List every web address that appears in the methods text below, in the order it occurs.

» Extract provided:
◆ ◆ ◆ ◆

ChIP-seq reads were trimmed to remove adapter sequence when converting to a fastq file. The trimmed ChIP-seq reads were mapped to the UCSC mm10 genome assemblies using Bowtie2 v2.3.4.1 with default parameters. Peak calling was performed using MACS program v2.1.070 (https://github.com/macs3-project/MACS) with the option (-g mm -p 0.00001). To calculate the number of overlapping peaks between control IgG and HSF5-C ChIP, we used bedtools program (v2.27.1)71 (https://bedtools.readthedocs.io/en/latest/). ChIP binding regions were annotated with BED file using Cis-regulatory Element System (CEAS) v0.9.9.7 (package version 1.0.2), in which the gene annotation table was derived from UCSC mm10. Binding sites were classified using ChIPSeeker. Motif identification was performed using MEME-ChIP v5.1.1 website (http://meme-suite.org/tools/meme-chip)72. The motif database chosen was “JASPAR Vertebrates and UniPROBE Mouse”. BigWig files, which indicate occupancy of HSF5, were generated using deepTools (v3.1.0) and visualized with Integrative Genomics Viewer software (v.2.8.3) http://software.broadinstitute.org/software/igv/home. Aggregation plots and heatmaps for each sample against the dataset of HSF5 target genes were made using deeptools program v3.5.0. Sequencing data are available at DDBJ Sequence Read Archive under the accession DRA017059.
Cleavage under targets and tagmentation (CUT & Tag)
The single cell suspensions were prepared by incubating the minced seminiferous tubules from male C57BL/6 mice at P18-19 with collagenase for 10 min and Accuase (Innovative Cell Technologies, Inc.) for 5 min at room temperature. The 4c DNA content spermatocytes were collected from prepared single cell suspensions using DyeCycle Violet Dye and FACS method44. CUT&Tag was conducted according to the previous report with some modification73,74. Protein A-Tn5 fusion protein was purified through Chitin resin (NEB S6651S) from E. coli strain BL21-CodonPlus (DE3)-RIPL (Agilent) that was transformed with expression vector 3XFlag-pA-Tn5-Fl (Addgene plasmid #124601). Briefly, spermatocytes were fixed in 0.1% PFA in PBS for 2 min at room temperature. The reaction was stopped by adding 10% volumes of 2.5 M Glycine.

◆ ◆ ◆ ◆

» Dataset extract:
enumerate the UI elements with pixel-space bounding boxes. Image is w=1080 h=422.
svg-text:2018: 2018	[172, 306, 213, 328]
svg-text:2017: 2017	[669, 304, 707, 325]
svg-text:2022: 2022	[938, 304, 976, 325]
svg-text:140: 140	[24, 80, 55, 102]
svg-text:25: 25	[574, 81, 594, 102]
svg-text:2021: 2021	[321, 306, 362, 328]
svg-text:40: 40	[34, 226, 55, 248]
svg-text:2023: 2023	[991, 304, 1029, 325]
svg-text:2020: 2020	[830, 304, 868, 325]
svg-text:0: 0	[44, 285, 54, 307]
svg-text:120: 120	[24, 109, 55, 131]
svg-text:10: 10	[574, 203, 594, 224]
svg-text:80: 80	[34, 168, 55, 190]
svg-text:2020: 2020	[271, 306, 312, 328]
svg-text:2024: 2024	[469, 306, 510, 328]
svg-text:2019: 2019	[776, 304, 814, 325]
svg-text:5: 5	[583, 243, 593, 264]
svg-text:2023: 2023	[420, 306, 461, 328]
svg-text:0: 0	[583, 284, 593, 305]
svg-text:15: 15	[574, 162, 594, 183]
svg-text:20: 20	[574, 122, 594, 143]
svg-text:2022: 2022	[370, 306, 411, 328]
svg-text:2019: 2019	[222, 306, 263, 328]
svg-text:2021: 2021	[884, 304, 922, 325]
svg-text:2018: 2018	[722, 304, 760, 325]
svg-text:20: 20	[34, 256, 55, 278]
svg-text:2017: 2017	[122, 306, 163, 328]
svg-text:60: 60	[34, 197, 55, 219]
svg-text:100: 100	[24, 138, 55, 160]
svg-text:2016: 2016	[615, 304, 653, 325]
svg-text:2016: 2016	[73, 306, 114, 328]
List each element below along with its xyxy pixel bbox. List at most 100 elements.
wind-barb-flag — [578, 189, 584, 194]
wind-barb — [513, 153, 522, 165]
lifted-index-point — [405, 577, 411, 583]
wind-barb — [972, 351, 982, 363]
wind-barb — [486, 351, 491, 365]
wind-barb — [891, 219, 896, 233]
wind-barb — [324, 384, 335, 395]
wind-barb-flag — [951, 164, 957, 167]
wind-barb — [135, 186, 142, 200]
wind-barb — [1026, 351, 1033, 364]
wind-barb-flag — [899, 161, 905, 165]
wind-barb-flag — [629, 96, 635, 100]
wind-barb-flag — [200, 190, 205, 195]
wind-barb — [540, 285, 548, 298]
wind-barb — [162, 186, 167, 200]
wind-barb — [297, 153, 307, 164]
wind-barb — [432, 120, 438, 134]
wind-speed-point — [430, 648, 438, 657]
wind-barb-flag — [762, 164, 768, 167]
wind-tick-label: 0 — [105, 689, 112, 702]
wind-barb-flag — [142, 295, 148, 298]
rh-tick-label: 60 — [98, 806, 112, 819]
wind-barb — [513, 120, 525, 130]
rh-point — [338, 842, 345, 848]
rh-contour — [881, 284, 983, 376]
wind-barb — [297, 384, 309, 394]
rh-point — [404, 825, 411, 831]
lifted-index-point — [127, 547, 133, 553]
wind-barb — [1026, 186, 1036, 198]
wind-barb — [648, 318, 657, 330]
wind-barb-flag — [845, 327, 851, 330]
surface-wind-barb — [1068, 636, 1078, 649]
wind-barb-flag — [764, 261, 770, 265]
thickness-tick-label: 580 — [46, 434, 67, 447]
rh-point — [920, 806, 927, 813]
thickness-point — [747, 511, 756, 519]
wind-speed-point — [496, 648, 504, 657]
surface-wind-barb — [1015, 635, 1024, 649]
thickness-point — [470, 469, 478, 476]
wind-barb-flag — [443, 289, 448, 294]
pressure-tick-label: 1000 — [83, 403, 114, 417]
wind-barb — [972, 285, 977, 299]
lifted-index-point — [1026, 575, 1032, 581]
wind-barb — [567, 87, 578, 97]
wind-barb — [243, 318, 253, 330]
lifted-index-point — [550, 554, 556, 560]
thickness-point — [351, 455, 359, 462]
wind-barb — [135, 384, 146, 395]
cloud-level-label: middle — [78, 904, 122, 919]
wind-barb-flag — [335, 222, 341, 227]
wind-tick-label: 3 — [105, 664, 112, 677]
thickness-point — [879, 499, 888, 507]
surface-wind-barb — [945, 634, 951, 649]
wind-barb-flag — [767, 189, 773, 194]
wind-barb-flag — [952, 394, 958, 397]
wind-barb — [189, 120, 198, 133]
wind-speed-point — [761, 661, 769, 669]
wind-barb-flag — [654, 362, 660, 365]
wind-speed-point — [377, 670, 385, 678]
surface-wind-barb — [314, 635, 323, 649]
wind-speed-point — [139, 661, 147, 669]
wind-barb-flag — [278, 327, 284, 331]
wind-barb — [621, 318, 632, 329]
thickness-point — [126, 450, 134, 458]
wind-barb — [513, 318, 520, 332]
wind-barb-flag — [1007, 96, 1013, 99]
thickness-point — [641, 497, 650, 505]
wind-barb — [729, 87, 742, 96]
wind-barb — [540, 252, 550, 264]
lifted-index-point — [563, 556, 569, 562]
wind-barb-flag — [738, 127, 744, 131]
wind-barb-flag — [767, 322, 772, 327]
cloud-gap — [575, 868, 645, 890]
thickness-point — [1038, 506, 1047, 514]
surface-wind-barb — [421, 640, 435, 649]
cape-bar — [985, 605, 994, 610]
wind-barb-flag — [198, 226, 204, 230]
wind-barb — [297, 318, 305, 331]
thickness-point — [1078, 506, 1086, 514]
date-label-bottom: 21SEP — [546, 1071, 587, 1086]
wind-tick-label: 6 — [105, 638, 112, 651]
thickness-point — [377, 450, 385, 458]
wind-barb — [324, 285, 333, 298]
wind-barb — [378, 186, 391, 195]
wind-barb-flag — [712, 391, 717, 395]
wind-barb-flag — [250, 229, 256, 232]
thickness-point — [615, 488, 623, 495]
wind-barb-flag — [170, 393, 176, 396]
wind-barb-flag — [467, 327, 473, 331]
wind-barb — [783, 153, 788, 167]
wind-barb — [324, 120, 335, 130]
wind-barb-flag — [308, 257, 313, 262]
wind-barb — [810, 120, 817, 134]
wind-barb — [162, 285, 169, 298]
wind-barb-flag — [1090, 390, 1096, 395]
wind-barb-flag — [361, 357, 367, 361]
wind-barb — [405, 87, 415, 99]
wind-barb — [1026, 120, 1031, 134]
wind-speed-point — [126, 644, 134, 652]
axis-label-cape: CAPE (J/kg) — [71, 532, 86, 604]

◆ ◆ ◆ ◆

» Finished exercise:
https://github.com/macs3-project/MACS
https://bedtools.readthedocs.io/en/latest/
http://meme-suite.org/tools/meme-chip
http://software.broadinstitute.org/software/igv/home